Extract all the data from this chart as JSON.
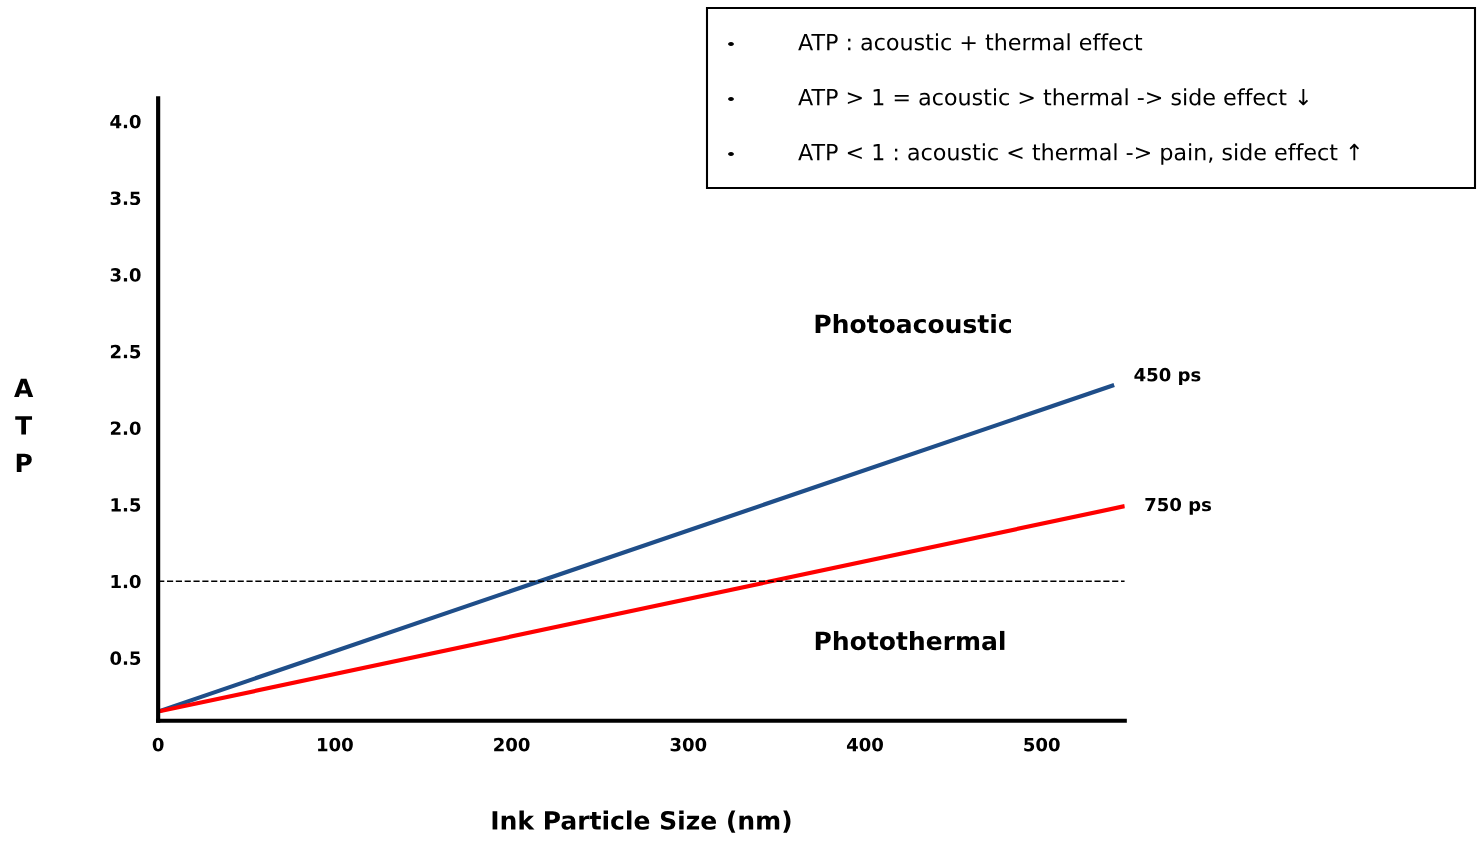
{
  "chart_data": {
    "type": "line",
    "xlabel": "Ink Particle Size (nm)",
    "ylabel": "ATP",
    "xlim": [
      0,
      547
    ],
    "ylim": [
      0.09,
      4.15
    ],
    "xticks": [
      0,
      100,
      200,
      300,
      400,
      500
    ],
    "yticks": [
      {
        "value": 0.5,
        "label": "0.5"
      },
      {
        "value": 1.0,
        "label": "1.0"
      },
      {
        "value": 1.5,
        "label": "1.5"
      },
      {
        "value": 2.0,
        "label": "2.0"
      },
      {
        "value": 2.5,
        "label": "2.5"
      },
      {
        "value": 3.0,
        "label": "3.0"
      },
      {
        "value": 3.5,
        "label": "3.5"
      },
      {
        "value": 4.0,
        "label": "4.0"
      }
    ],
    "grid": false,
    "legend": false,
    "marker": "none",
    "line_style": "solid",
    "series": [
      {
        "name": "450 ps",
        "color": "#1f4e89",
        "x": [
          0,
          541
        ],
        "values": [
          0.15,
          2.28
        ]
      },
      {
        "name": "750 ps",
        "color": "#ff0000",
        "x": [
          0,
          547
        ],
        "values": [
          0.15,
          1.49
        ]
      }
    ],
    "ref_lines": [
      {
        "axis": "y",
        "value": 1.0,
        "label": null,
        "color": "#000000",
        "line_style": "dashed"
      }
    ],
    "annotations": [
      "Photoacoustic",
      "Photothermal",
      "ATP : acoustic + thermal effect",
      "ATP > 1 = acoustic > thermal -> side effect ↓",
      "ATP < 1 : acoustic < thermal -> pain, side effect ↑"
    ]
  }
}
########
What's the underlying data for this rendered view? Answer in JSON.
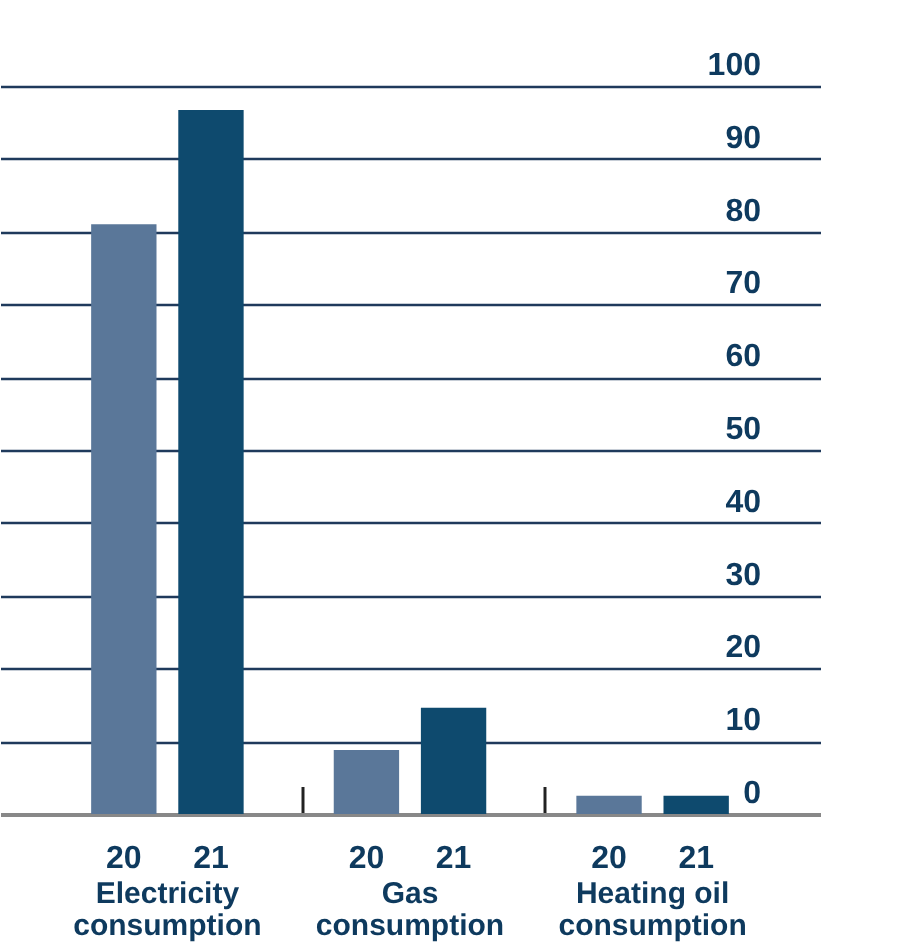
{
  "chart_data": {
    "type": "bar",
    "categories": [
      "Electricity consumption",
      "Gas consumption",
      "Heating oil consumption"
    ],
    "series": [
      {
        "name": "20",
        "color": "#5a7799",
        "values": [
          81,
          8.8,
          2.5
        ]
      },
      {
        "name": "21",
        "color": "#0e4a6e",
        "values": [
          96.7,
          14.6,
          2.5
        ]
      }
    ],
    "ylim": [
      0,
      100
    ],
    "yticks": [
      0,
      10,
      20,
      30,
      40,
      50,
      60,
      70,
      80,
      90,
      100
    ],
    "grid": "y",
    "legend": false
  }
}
########
> _WORK TO DO_
Give only the number of lines in the records that include the word "name".

> _ANSWER IN FULL_
4